> **PROBLEM TO SOLVE**: Pick every line with "JSON" from the material below.

:: ENTRIES SUPPLIED ::

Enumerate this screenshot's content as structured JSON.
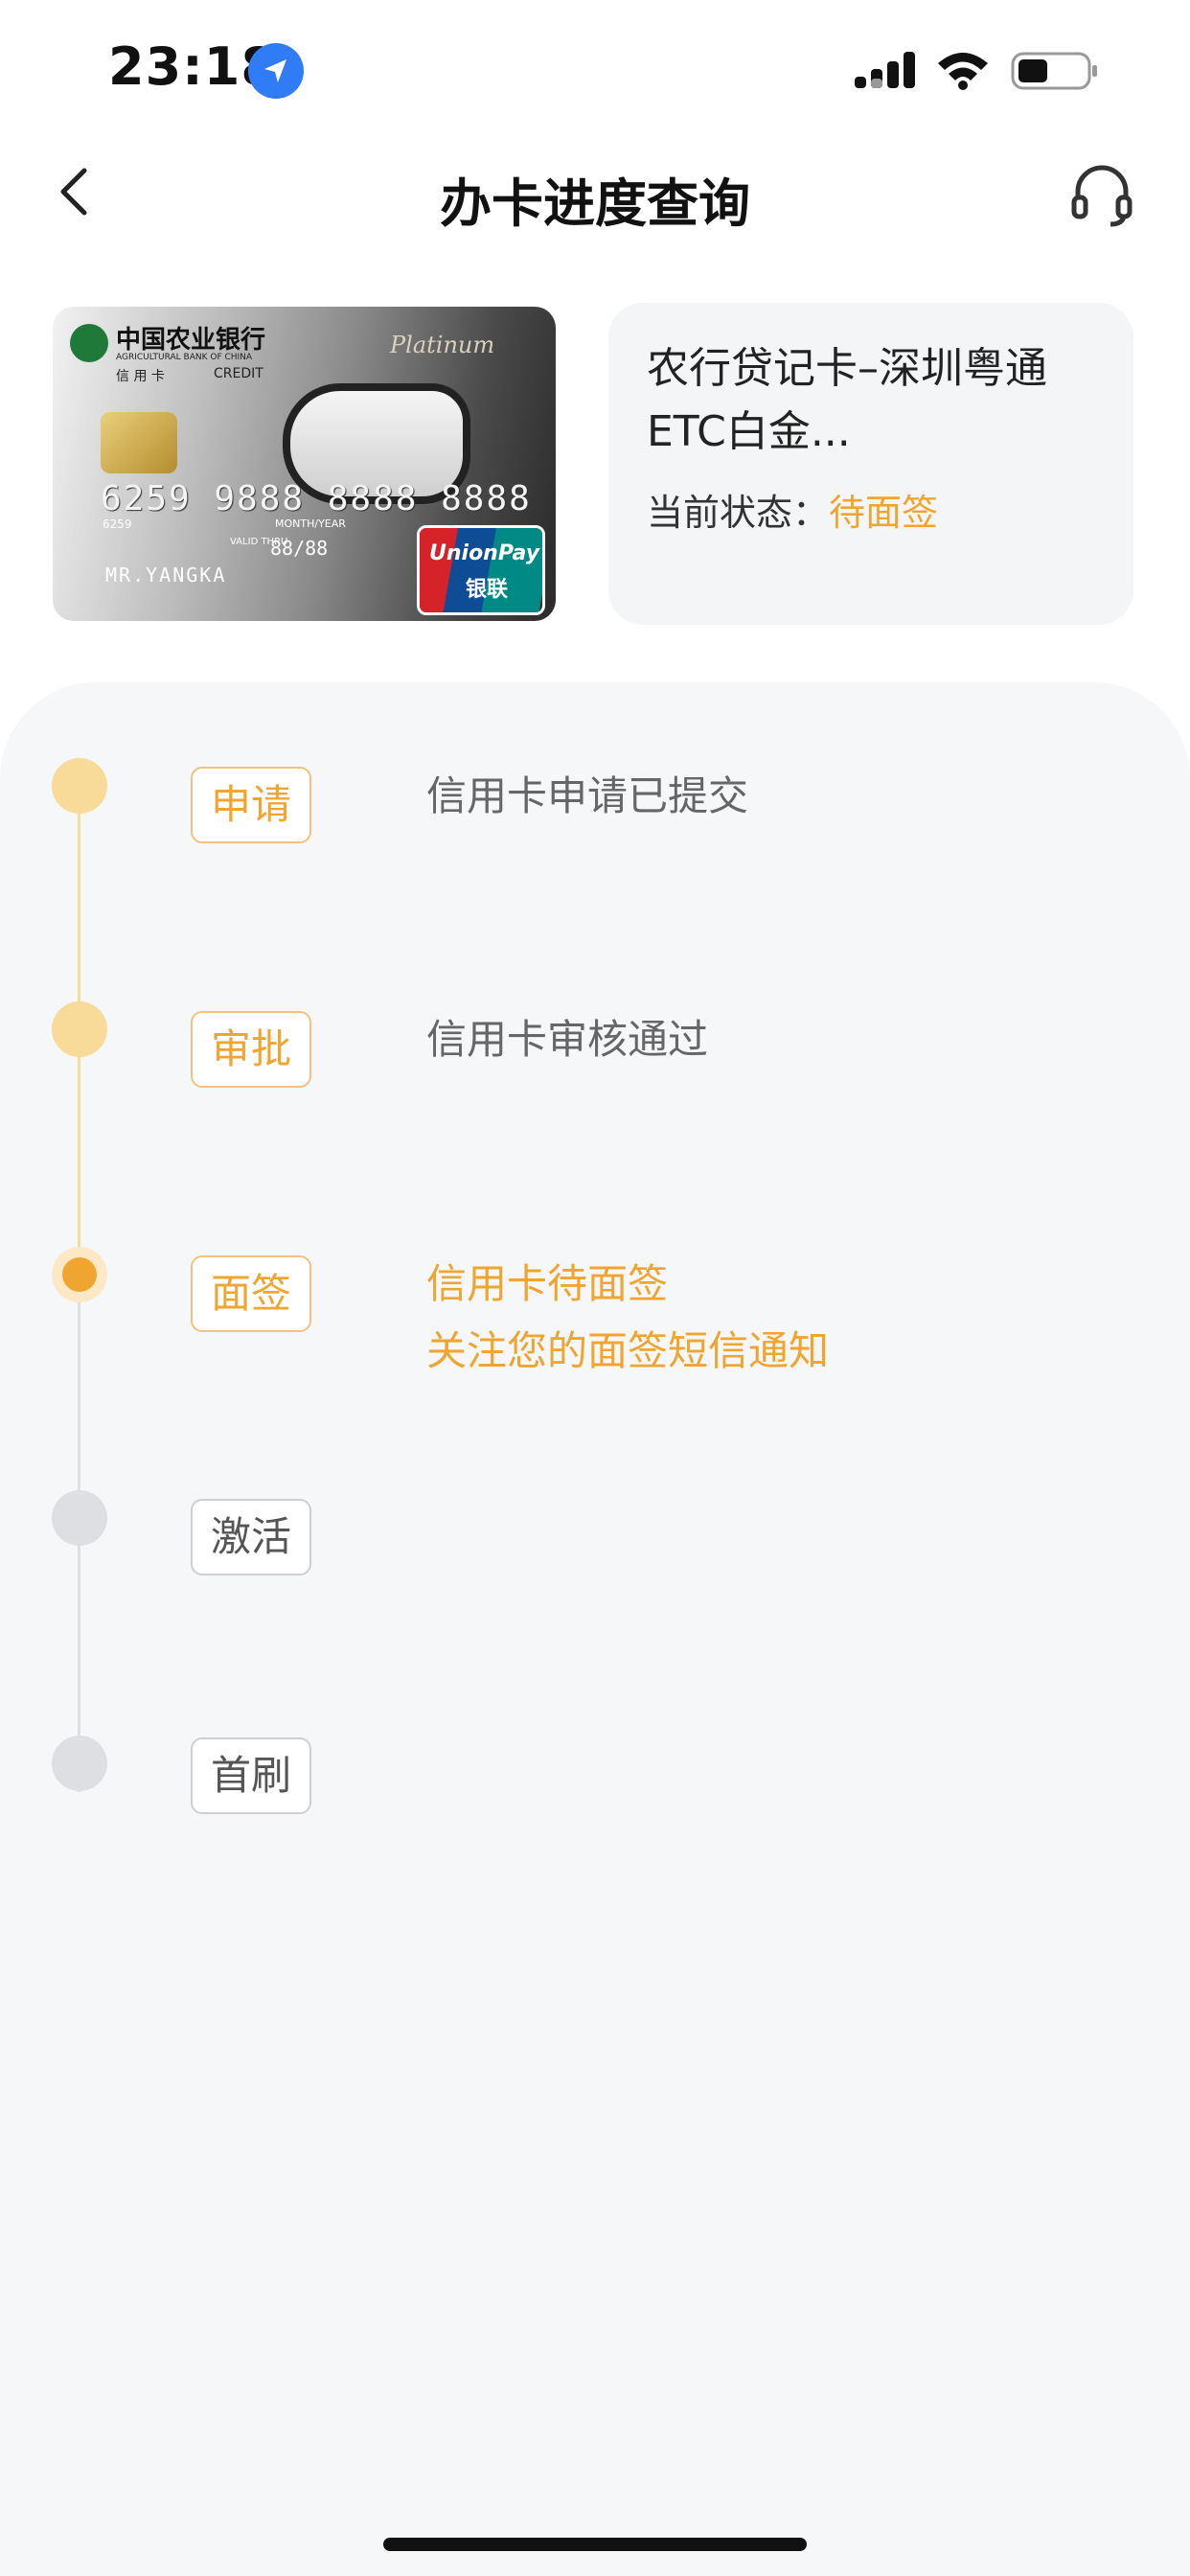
{
  "status_bar": {
    "time": "23:18"
  },
  "nav": {
    "title": "办卡进度查询"
  },
  "card": {
    "bank_name": "中国农业银行",
    "bank_name_en": "AGRICULTURAL BANK OF CHINA",
    "card_type": "信 用 卡",
    "credit": "CREDIT",
    "platinum": "Platinum",
    "number": "6259 9888 8888 8888",
    "number_small": "6259",
    "month_year": "MONTH/YEAR",
    "valid_thru": "VALID THRU",
    "expiry": "88/88",
    "holder": "MR.YANGKA",
    "union_pay": "UnionPay",
    "union_pay_cn": "银联"
  },
  "card_info": {
    "name": "农行贷记卡–深圳粤通ETC白金...",
    "status_label": "当前状态：",
    "status_value": "待面签",
    "status_color": "#f0a531"
  },
  "steps": [
    {
      "tag": "申请",
      "desc": [
        "信用卡申请已提交"
      ],
      "state": "done"
    },
    {
      "tag": "审批",
      "desc": [
        "信用卡审核通过"
      ],
      "state": "done"
    },
    {
      "tag": "面签",
      "desc": [
        "信用卡待面签",
        "关注您的面签短信通知"
      ],
      "state": "current"
    },
    {
      "tag": "激活",
      "desc": [],
      "state": "todo"
    },
    {
      "tag": "首刷",
      "desc": [],
      "state": "todo"
    }
  ],
  "colors": {
    "accent": "#f0a531",
    "done_dot": "#f8da99",
    "todo_dot": "#dedfe2",
    "panel_bg": "#f6f7f9"
  }
}
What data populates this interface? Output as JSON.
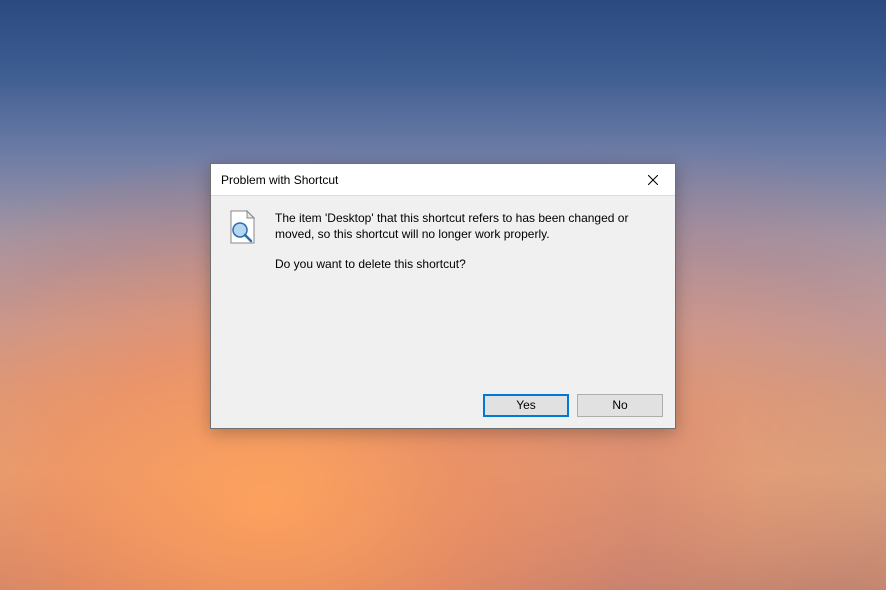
{
  "dialog": {
    "title": "Problem with Shortcut",
    "message_line1": "The item 'Desktop' that this shortcut refers to has been changed or moved, so this shortcut will no longer work properly.",
    "message_line2": "Do you want to delete this shortcut?",
    "yes_label": "Yes",
    "no_label": "No"
  }
}
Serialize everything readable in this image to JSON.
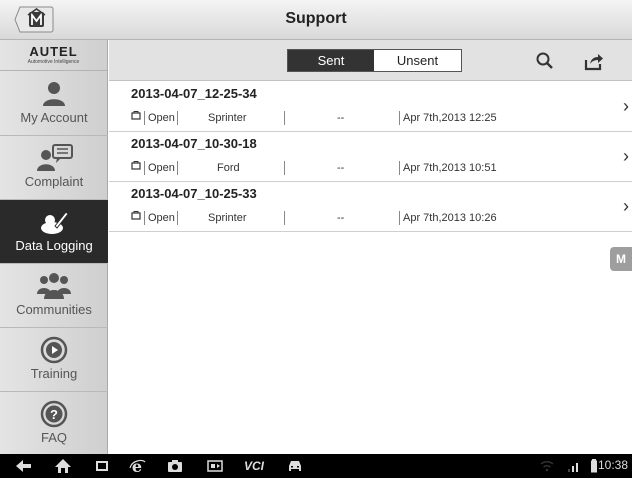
{
  "app": {
    "title": "Support"
  },
  "brand": {
    "name": "AUTEL",
    "tagline": "Automotive Intelligence"
  },
  "sidebar": {
    "items": [
      {
        "label": "My Account",
        "icon": "person-icon"
      },
      {
        "label": "Complaint",
        "icon": "complaint-icon"
      },
      {
        "label": "Data Logging",
        "icon": "data-logging-icon",
        "active": true
      },
      {
        "label": "Communities",
        "icon": "people-icon"
      },
      {
        "label": "Training",
        "icon": "play-icon"
      },
      {
        "label": "FAQ",
        "icon": "question-icon"
      }
    ]
  },
  "toolbar": {
    "sent_label": "Sent",
    "unsent_label": "Unsent",
    "selected": "Sent"
  },
  "records": [
    {
      "title": "2013-04-07_12-25-34",
      "status": "Open",
      "vehicle": "Sprinter",
      "placeholder": "--",
      "date": "Apr 7th,2013 12:25"
    },
    {
      "title": "2013-04-07_10-30-18",
      "status": "Open",
      "vehicle": "Ford",
      "placeholder": "--",
      "date": "Apr 7th,2013 10:51"
    },
    {
      "title": "2013-04-07_10-25-33",
      "status": "Open",
      "vehicle": "Sprinter",
      "placeholder": "--",
      "date": "Apr 7th,2013 10:26"
    }
  ],
  "float_button": {
    "label": "M"
  },
  "statusbar": {
    "time": "10:38",
    "vci_label": "VCI"
  },
  "colors": {
    "active_nav": "#2a2a2a",
    "seg_selected": "#333333",
    "navbar": "#000000"
  }
}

:::

> **RESPONSE TO THIS TASK**:
Enumerate this screenshot's content as structured JSON.
What data populates this interface? Output as JSON.
Serialize everything readable in this image to JSON.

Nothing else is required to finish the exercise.